## REQUIRED TASK
Every entry that follows should be reproduced exactly.
>> start RECORD SET
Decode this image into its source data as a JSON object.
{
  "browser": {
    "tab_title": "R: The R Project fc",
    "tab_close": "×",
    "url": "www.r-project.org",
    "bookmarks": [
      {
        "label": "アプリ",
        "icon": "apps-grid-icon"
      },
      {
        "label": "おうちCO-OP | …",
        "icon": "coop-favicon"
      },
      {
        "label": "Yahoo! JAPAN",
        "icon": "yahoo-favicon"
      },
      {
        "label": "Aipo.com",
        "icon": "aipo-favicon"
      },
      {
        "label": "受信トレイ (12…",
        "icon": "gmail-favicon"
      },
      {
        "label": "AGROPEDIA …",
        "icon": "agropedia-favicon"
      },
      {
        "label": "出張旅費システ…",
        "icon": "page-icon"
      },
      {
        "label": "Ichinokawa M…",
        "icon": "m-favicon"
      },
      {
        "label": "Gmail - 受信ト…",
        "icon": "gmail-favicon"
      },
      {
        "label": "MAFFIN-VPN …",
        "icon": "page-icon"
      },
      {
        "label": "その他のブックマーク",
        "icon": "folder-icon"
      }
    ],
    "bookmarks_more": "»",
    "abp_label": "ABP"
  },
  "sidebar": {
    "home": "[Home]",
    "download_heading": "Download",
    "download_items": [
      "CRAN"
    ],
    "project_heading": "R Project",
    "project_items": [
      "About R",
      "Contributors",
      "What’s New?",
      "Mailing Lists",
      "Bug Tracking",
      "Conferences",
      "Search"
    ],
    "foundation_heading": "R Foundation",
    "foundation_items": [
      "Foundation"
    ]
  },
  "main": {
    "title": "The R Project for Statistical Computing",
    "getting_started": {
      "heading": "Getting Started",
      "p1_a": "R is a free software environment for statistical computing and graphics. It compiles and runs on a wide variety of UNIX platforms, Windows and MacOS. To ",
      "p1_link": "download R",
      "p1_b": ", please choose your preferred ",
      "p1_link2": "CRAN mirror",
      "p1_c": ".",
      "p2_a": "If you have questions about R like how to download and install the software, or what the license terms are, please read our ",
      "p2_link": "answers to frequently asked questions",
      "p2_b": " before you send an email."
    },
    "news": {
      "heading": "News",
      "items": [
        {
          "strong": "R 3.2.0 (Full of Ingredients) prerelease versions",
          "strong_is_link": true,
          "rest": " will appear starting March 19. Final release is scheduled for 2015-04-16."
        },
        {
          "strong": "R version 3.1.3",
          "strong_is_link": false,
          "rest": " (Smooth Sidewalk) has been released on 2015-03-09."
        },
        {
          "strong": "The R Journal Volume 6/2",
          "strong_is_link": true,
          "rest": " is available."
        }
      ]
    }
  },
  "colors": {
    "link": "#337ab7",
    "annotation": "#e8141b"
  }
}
>> end RECORD SET
## THE ANSWER
Decode this image into its source data as a JSON object.
{
  "browser": {
    "tab_title": "R: The R Project fc",
    "tab_close": "×",
    "url": "www.r-project.org",
    "bookmarks": [
      {
        "label": "アプリ",
        "icon": "apps-grid-icon"
      },
      {
        "label": "おうちCO-OP | …",
        "icon": "coop-favicon"
      },
      {
        "label": "Yahoo! JAPAN",
        "icon": "yahoo-favicon"
      },
      {
        "label": "Aipo.com",
        "icon": "aipo-favicon"
      },
      {
        "label": "受信トレイ (12…",
        "icon": "gmail-favicon"
      },
      {
        "label": "AGROPEDIA …",
        "icon": "agropedia-favicon"
      },
      {
        "label": "出張旅費システ…",
        "icon": "page-icon"
      },
      {
        "label": "Ichinokawa M…",
        "icon": "m-favicon"
      },
      {
        "label": "Gmail - 受信ト…",
        "icon": "gmail-favicon"
      },
      {
        "label": "MAFFIN-VPN …",
        "icon": "page-icon"
      },
      {
        "label": "その他のブックマーク",
        "icon": "folder-icon"
      }
    ],
    "bookmarks_more": "»",
    "abp_label": "ABP"
  },
  "sidebar": {
    "home": "[Home]",
    "download_heading": "Download",
    "download_items": [
      "CRAN"
    ],
    "project_heading": "R Project",
    "project_items": [
      "About R",
      "Contributors",
      "What’s New?",
      "Mailing Lists",
      "Bug Tracking",
      "Conferences",
      "Search"
    ],
    "foundation_heading": "R Foundation",
    "foundation_items": [
      "Foundation"
    ]
  },
  "main": {
    "title": "The R Project for Statistical Computing",
    "getting_started": {
      "heading": "Getting Started",
      "p1_a": "R is a free software environment for statistical computing and graphics. It compiles and runs on a wide variety of UNIX platforms, Windows and MacOS. To ",
      "p1_link": "download R",
      "p1_b": ", please choose your preferred ",
      "p1_link2": "CRAN mirror",
      "p1_c": ".",
      "p2_a": "If you have questions about R like how to download and install the software, or what the license terms are, please read our ",
      "p2_link": "answers to frequently asked questions",
      "p2_b": " before you send an email."
    },
    "news": {
      "heading": "News",
      "items": [
        {
          "strong": "R 3.2.0 (Full of Ingredients) prerelease versions",
          "strong_is_link": true,
          "rest": " will appear starting March 19. Final release is scheduled for 2015-04-16."
        },
        {
          "strong": "R version 3.1.3",
          "strong_is_link": false,
          "rest": " (Smooth Sidewalk) has been released on 2015-03-09."
        },
        {
          "strong": "The R Journal Volume 6/2",
          "strong_is_link": true,
          "rest": " is available."
        }
      ]
    }
  },
  "colors": {
    "link": "#337ab7",
    "annotation": "#e8141b"
  }
}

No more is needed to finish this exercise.